— BEGIN —

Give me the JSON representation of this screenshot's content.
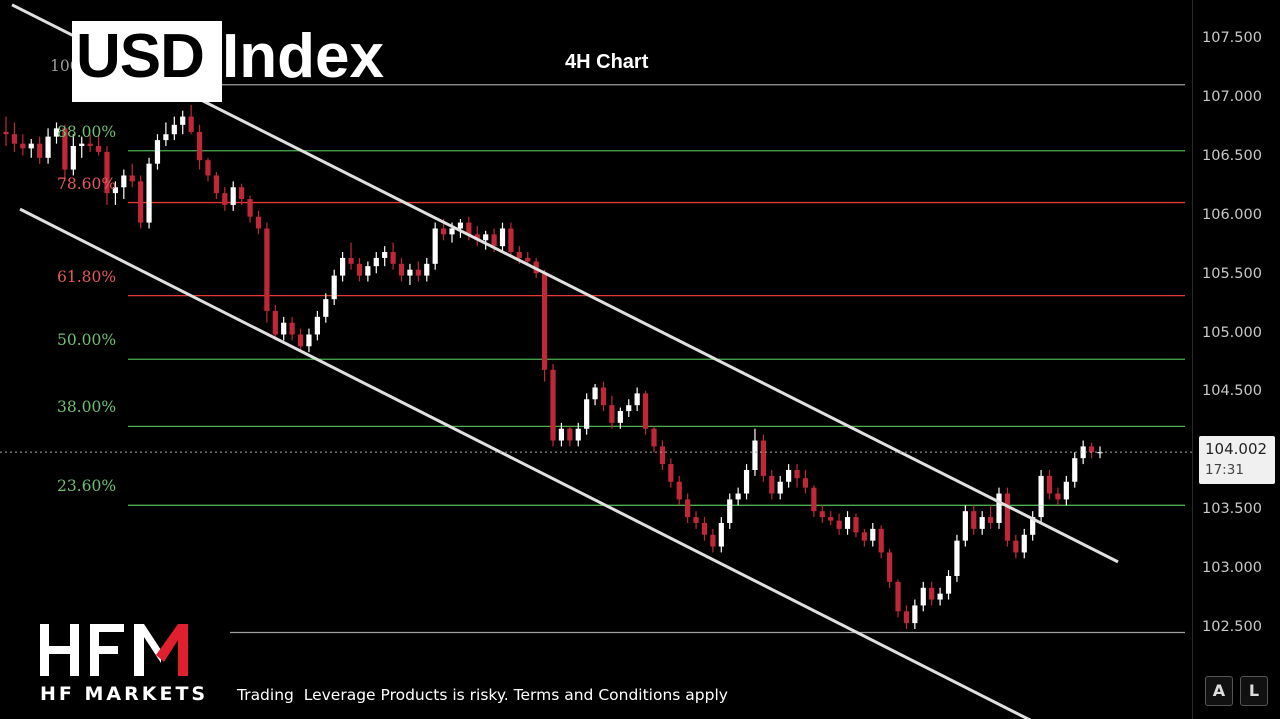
{
  "title": {
    "part1": "USD",
    "part2": "Index"
  },
  "subtitle": "4H Chart",
  "price_tag": {
    "price": "104.002",
    "countdown": "17:31"
  },
  "buttons": {
    "auto": "A",
    "log": "L"
  },
  "brand": {
    "logo_text": "HFM",
    "name": "HF MARKETS"
  },
  "disclaimer": "Trading  Leverage Products is risky. Terms and Conditions apply",
  "colors": {
    "up": "#ffffff",
    "down": "#c0283a",
    "fib_green": "#4caf50",
    "fib_red": "#e53935",
    "channel": "#e0e0e0",
    "background": "#000000"
  },
  "chart_data": {
    "type": "candlestick",
    "title": "4H Chart",
    "ylim": [
      102.3,
      107.8
    ],
    "y_ticks": [
      "107.500",
      "107.000",
      "106.500",
      "106.000",
      "105.500",
      "105.000",
      "104.500",
      "104.000",
      "103.500",
      "103.000",
      "102.500"
    ],
    "current_price": 104.002,
    "fibonacci_levels": [
      {
        "label": "100",
        "price": 107.12,
        "color": "grey"
      },
      {
        "label": "88.00%",
        "price": 106.56,
        "color": "green"
      },
      {
        "label": "78.60%",
        "price": 106.12,
        "color": "red"
      },
      {
        "label": "61.80%",
        "price": 105.33,
        "color": "red"
      },
      {
        "label": "50.00%",
        "price": 104.79,
        "color": "green"
      },
      {
        "label": "38.00%",
        "price": 104.22,
        "color": "green"
      },
      {
        "label": "23.60%",
        "price": 103.55,
        "color": "green"
      },
      {
        "label": "",
        "price": 102.47,
        "color": "grey"
      }
    ],
    "channel": {
      "upper": [
        [
          0,
          107.85
        ],
        [
          1118,
          103.07
        ]
      ],
      "lower": [
        [
          0,
          106.15
        ],
        [
          1118,
          101.35
        ]
      ]
    },
    "candles_ohlc": [
      [
        106.72,
        106.85,
        106.6,
        106.7
      ],
      [
        106.7,
        106.8,
        106.55,
        106.62
      ],
      [
        106.62,
        106.7,
        106.52,
        106.58
      ],
      [
        106.58,
        106.66,
        106.5,
        106.62
      ],
      [
        106.62,
        106.68,
        106.45,
        106.5
      ],
      [
        106.5,
        106.75,
        106.45,
        106.68
      ],
      [
        106.68,
        106.8,
        106.62,
        106.75
      ],
      [
        106.75,
        106.78,
        106.3,
        106.4
      ],
      [
        106.4,
        106.7,
        106.35,
        106.6
      ],
      [
        106.6,
        106.68,
        106.5,
        106.62
      ],
      [
        106.62,
        106.7,
        106.55,
        106.6
      ],
      [
        106.6,
        106.7,
        106.52,
        106.55
      ],
      [
        106.55,
        106.6,
        106.1,
        106.2
      ],
      [
        106.2,
        106.3,
        106.1,
        106.25
      ],
      [
        106.25,
        106.4,
        106.15,
        106.35
      ],
      [
        106.35,
        106.45,
        106.25,
        106.3
      ],
      [
        106.3,
        106.35,
        105.9,
        105.95
      ],
      [
        105.95,
        106.5,
        105.9,
        106.45
      ],
      [
        106.45,
        106.7,
        106.4,
        106.65
      ],
      [
        106.65,
        106.8,
        106.6,
        106.7
      ],
      [
        106.7,
        106.85,
        106.65,
        106.78
      ],
      [
        106.78,
        106.9,
        106.7,
        106.85
      ],
      [
        106.85,
        106.95,
        106.7,
        106.72
      ],
      [
        106.72,
        106.78,
        106.4,
        106.48
      ],
      [
        106.48,
        106.5,
        106.3,
        106.35
      ],
      [
        106.35,
        106.38,
        106.15,
        106.2
      ],
      [
        106.2,
        106.25,
        106.05,
        106.1
      ],
      [
        106.1,
        106.3,
        106.05,
        106.25
      ],
      [
        106.25,
        106.28,
        106.1,
        106.15
      ],
      [
        106.15,
        106.18,
        105.95,
        106.0
      ],
      [
        106.0,
        106.05,
        105.85,
        105.9
      ],
      [
        105.9,
        105.95,
        105.1,
        105.2
      ],
      [
        105.2,
        105.25,
        104.95,
        105.0
      ],
      [
        105.0,
        105.15,
        104.95,
        105.1
      ],
      [
        105.1,
        105.15,
        104.95,
        105.0
      ],
      [
        105.0,
        105.05,
        104.85,
        104.9
      ],
      [
        104.9,
        105.05,
        104.85,
        105.0
      ],
      [
        105.0,
        105.2,
        104.95,
        105.15
      ],
      [
        105.15,
        105.35,
        105.1,
        105.3
      ],
      [
        105.3,
        105.55,
        105.25,
        105.5
      ],
      [
        105.5,
        105.7,
        105.45,
        105.65
      ],
      [
        105.65,
        105.78,
        105.55,
        105.6
      ],
      [
        105.6,
        105.65,
        105.45,
        105.5
      ],
      [
        105.5,
        105.62,
        105.45,
        105.58
      ],
      [
        105.58,
        105.7,
        105.52,
        105.65
      ],
      [
        105.65,
        105.75,
        105.58,
        105.7
      ],
      [
        105.7,
        105.78,
        105.55,
        105.6
      ],
      [
        105.6,
        105.65,
        105.45,
        105.5
      ],
      [
        105.5,
        105.6,
        105.42,
        105.55
      ],
      [
        105.55,
        105.62,
        105.45,
        105.5
      ],
      [
        105.5,
        105.65,
        105.45,
        105.6
      ],
      [
        105.6,
        105.95,
        105.55,
        105.9
      ],
      [
        105.9,
        105.98,
        105.8,
        105.85
      ],
      [
        105.85,
        105.95,
        105.78,
        105.9
      ],
      [
        105.9,
        105.98,
        105.82,
        105.95
      ],
      [
        105.95,
        106.0,
        105.8,
        105.85
      ],
      [
        105.85,
        105.92,
        105.75,
        105.8
      ],
      [
        105.8,
        105.88,
        105.72,
        105.85
      ],
      [
        105.85,
        105.9,
        105.7,
        105.75
      ],
      [
        105.75,
        105.95,
        105.7,
        105.9
      ],
      [
        105.9,
        105.95,
        105.65,
        105.7
      ],
      [
        105.7,
        105.75,
        105.6,
        105.65
      ],
      [
        105.65,
        105.7,
        105.58,
        105.62
      ],
      [
        105.62,
        105.65,
        105.48,
        105.52
      ],
      [
        105.52,
        105.55,
        104.6,
        104.7
      ],
      [
        104.7,
        104.75,
        104.05,
        104.1
      ],
      [
        104.1,
        104.25,
        104.05,
        104.2
      ],
      [
        104.2,
        104.22,
        104.05,
        104.1
      ],
      [
        104.1,
        104.25,
        104.05,
        104.2
      ],
      [
        104.2,
        104.5,
        104.15,
        104.45
      ],
      [
        104.45,
        104.58,
        104.4,
        104.55
      ],
      [
        104.55,
        104.6,
        104.35,
        104.4
      ],
      [
        104.4,
        104.48,
        104.2,
        104.25
      ],
      [
        104.25,
        104.38,
        104.2,
        104.35
      ],
      [
        104.35,
        104.45,
        104.3,
        104.4
      ],
      [
        104.4,
        104.55,
        104.35,
        104.5
      ],
      [
        104.5,
        104.52,
        104.15,
        104.2
      ],
      [
        104.2,
        104.22,
        104.0,
        104.05
      ],
      [
        104.05,
        104.1,
        103.85,
        103.9
      ],
      [
        103.9,
        103.95,
        103.7,
        103.75
      ],
      [
        103.75,
        103.8,
        103.55,
        103.6
      ],
      [
        103.6,
        103.65,
        103.4,
        103.45
      ],
      [
        103.45,
        103.5,
        103.35,
        103.4
      ],
      [
        103.4,
        103.45,
        103.25,
        103.3
      ],
      [
        103.3,
        103.35,
        103.15,
        103.2
      ],
      [
        103.2,
        103.45,
        103.15,
        103.4
      ],
      [
        103.4,
        103.65,
        103.35,
        103.6
      ],
      [
        103.6,
        103.7,
        103.55,
        103.65
      ],
      [
        103.65,
        103.9,
        103.6,
        103.85
      ],
      [
        103.85,
        104.2,
        103.8,
        104.1
      ],
      [
        104.1,
        104.15,
        103.75,
        103.8
      ],
      [
        103.8,
        103.85,
        103.6,
        103.65
      ],
      [
        103.65,
        103.8,
        103.6,
        103.75
      ],
      [
        103.75,
        103.9,
        103.7,
        103.85
      ],
      [
        103.85,
        103.9,
        103.7,
        103.78
      ],
      [
        103.78,
        103.85,
        103.65,
        103.7
      ],
      [
        103.7,
        103.72,
        103.45,
        103.5
      ],
      [
        103.5,
        103.55,
        103.4,
        103.45
      ],
      [
        103.45,
        103.5,
        103.38,
        103.42
      ],
      [
        103.42,
        103.48,
        103.3,
        103.35
      ],
      [
        103.35,
        103.5,
        103.3,
        103.45
      ],
      [
        103.45,
        103.48,
        103.28,
        103.32
      ],
      [
        103.32,
        103.35,
        103.2,
        103.25
      ],
      [
        103.25,
        103.4,
        103.2,
        103.35
      ],
      [
        103.35,
        103.38,
        103.1,
        103.15
      ],
      [
        103.15,
        103.18,
        102.85,
        102.9
      ],
      [
        102.9,
        102.92,
        102.6,
        102.65
      ],
      [
        102.65,
        102.7,
        102.5,
        102.55
      ],
      [
        102.55,
        102.75,
        102.5,
        102.7
      ],
      [
        102.7,
        102.9,
        102.65,
        102.85
      ],
      [
        102.85,
        102.9,
        102.7,
        102.75
      ],
      [
        102.75,
        102.85,
        102.7,
        102.8
      ],
      [
        102.8,
        103.0,
        102.75,
        102.95
      ],
      [
        102.95,
        103.3,
        102.9,
        103.25
      ],
      [
        103.25,
        103.55,
        103.2,
        103.5
      ],
      [
        103.5,
        103.55,
        103.3,
        103.35
      ],
      [
        103.35,
        103.5,
        103.3,
        103.45
      ],
      [
        103.45,
        103.55,
        103.35,
        103.4
      ],
      [
        103.4,
        103.7,
        103.35,
        103.65
      ],
      [
        103.65,
        103.7,
        103.2,
        103.25
      ],
      [
        103.25,
        103.3,
        103.1,
        103.15
      ],
      [
        103.15,
        103.35,
        103.1,
        103.3
      ],
      [
        103.3,
        103.5,
        103.25,
        103.45
      ],
      [
        103.45,
        103.85,
        103.4,
        103.8
      ],
      [
        103.8,
        103.85,
        103.6,
        103.65
      ],
      [
        103.65,
        103.7,
        103.55,
        103.6
      ],
      [
        103.6,
        103.8,
        103.55,
        103.75
      ],
      [
        103.75,
        104.0,
        103.7,
        103.95
      ],
      [
        103.95,
        104.1,
        103.9,
        104.05
      ],
      [
        104.05,
        104.08,
        103.95,
        104.0
      ],
      [
        104.0,
        104.05,
        103.95,
        104.002
      ]
    ]
  }
}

— END —

▶ **WHAT TO DO**
Show every line from the entries above in which "label" appears.

▶ **OUTPUT**
        "label": "100",
        "label": "88.00%",
        "label": "78.60%",
        "label": "61.80%",
        "label": "50.00%",
        "label": "38.00%",
        "label": "23.60%",
        "label": "",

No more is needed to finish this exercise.